[Records about charts and figures]
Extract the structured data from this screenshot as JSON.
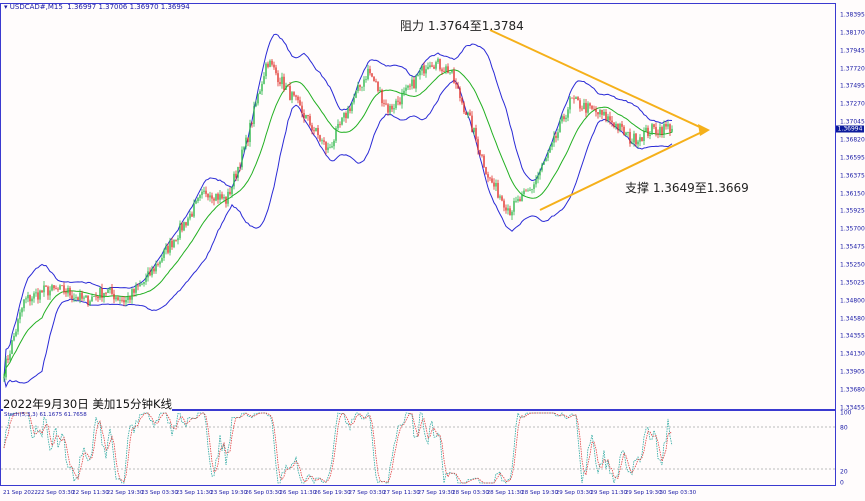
{
  "header": {
    "symbol": "USDCAD#,M15",
    "ohlc": "1.36997 1.37006 1.36970 1.36994"
  },
  "price_axis": [
    "1.38395",
    "1.38170",
    "1.37945",
    "1.37720",
    "1.37495",
    "1.37270",
    "1.37045",
    "1.36820",
    "1.36595",
    "1.36375",
    "1.36150",
    "1.35925",
    "1.35700",
    "1.35475",
    "1.35250",
    "1.35025",
    "1.34800",
    "1.34580",
    "1.34355",
    "1.34130",
    "1.33905",
    "1.33680",
    "1.33455"
  ],
  "current_price": "1.36994",
  "stoch_axis": [
    "100",
    "80",
    "20",
    "0"
  ],
  "stoch_label": "Stoch(5,3,3) 61.1675 61.7658",
  "time_axis": [
    "21 Sep 2022",
    "22 Sep 03:30",
    "22 Sep 11:30",
    "22 Sep 19:30",
    "23 Sep 03:30",
    "23 Sep 11:30",
    "23 Sep 19:30",
    "26 Sep 03:30",
    "26 Sep 11:30",
    "26 Sep 19:30",
    "27 Sep 03:30",
    "27 Sep 11:30",
    "27 Sep 19:30",
    "28 Sep 03:30",
    "28 Sep 11:30",
    "28 Sep 19:30",
    "29 Sep 03:30",
    "29 Sep 11:30",
    "29 Sep 19:30",
    "30 Sep 03:30"
  ],
  "annotations": {
    "resistance": "阻力 1.3764至1.3784",
    "support": "支撑 1.3649至1.3669",
    "caption": "2022年9月30日 美加15分钟K线"
  },
  "colors": {
    "bull": "#2db84a",
    "bear": "#e0302a",
    "bands": "#2a2ad6",
    "ma": "#22b022",
    "triangle": "#f5b01a",
    "axis": "#3a3ad0",
    "stoch_main": "#2aa8a0",
    "stoch_signal": "#e04040"
  },
  "chart_data": {
    "type": "candlestick",
    "price_path": [
      1.3392,
      1.348,
      1.3493,
      1.3493,
      1.348,
      1.3493,
      1.348,
      1.3506,
      1.3543,
      1.3581,
      1.3619,
      1.3606,
      1.3682,
      1.3783,
      1.3745,
      1.3707,
      1.3669,
      1.372,
      1.377,
      1.372,
      1.3745,
      1.3783,
      1.377,
      1.3707,
      1.3632,
      1.3594,
      1.3619,
      1.3669,
      1.3732,
      1.372,
      1.3707,
      1.3682,
      1.3695,
      1.3699
    ],
    "ylim": [
      1.33455,
      1.38395
    ]
  }
}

#### Instructions for the task
Without the pictures, transcribe the listing above exactly.

#### Complete answer
Extract the structured data from this screenshot as JSON.
{
  "header": {
    "symbol": "USDCAD#,M15",
    "ohlc": "1.36997 1.37006 1.36970 1.36994"
  },
  "price_axis": [
    "1.38395",
    "1.38170",
    "1.37945",
    "1.37720",
    "1.37495",
    "1.37270",
    "1.37045",
    "1.36820",
    "1.36595",
    "1.36375",
    "1.36150",
    "1.35925",
    "1.35700",
    "1.35475",
    "1.35250",
    "1.35025",
    "1.34800",
    "1.34580",
    "1.34355",
    "1.34130",
    "1.33905",
    "1.33680",
    "1.33455"
  ],
  "current_price": "1.36994",
  "stoch_axis": [
    "100",
    "80",
    "20",
    "0"
  ],
  "stoch_label": "Stoch(5,3,3) 61.1675 61.7658",
  "time_axis": [
    "21 Sep 2022",
    "22 Sep 03:30",
    "22 Sep 11:30",
    "22 Sep 19:30",
    "23 Sep 03:30",
    "23 Sep 11:30",
    "23 Sep 19:30",
    "26 Sep 03:30",
    "26 Sep 11:30",
    "26 Sep 19:30",
    "27 Sep 03:30",
    "27 Sep 11:30",
    "27 Sep 19:30",
    "28 Sep 03:30",
    "28 Sep 11:30",
    "28 Sep 19:30",
    "29 Sep 03:30",
    "29 Sep 11:30",
    "29 Sep 19:30",
    "30 Sep 03:30"
  ],
  "annotations": {
    "resistance": "阻力 1.3764至1.3784",
    "support": "支撑 1.3649至1.3669",
    "caption": "2022年9月30日 美加15分钟K线"
  },
  "colors": {
    "bull": "#2db84a",
    "bear": "#e0302a",
    "bands": "#2a2ad6",
    "ma": "#22b022",
    "triangle": "#f5b01a",
    "axis": "#3a3ad0",
    "stoch_main": "#2aa8a0",
    "stoch_signal": "#e04040"
  },
  "chart_data": {
    "type": "candlestick",
    "price_path": [
      1.3392,
      1.348,
      1.3493,
      1.3493,
      1.348,
      1.3493,
      1.348,
      1.3506,
      1.3543,
      1.3581,
      1.3619,
      1.3606,
      1.3682,
      1.3783,
      1.3745,
      1.3707,
      1.3669,
      1.372,
      1.377,
      1.372,
      1.3745,
      1.3783,
      1.377,
      1.3707,
      1.3632,
      1.3594,
      1.3619,
      1.3669,
      1.3732,
      1.372,
      1.3707,
      1.3682,
      1.3695,
      1.3699
    ],
    "ylim": [
      1.33455,
      1.38395
    ]
  }
}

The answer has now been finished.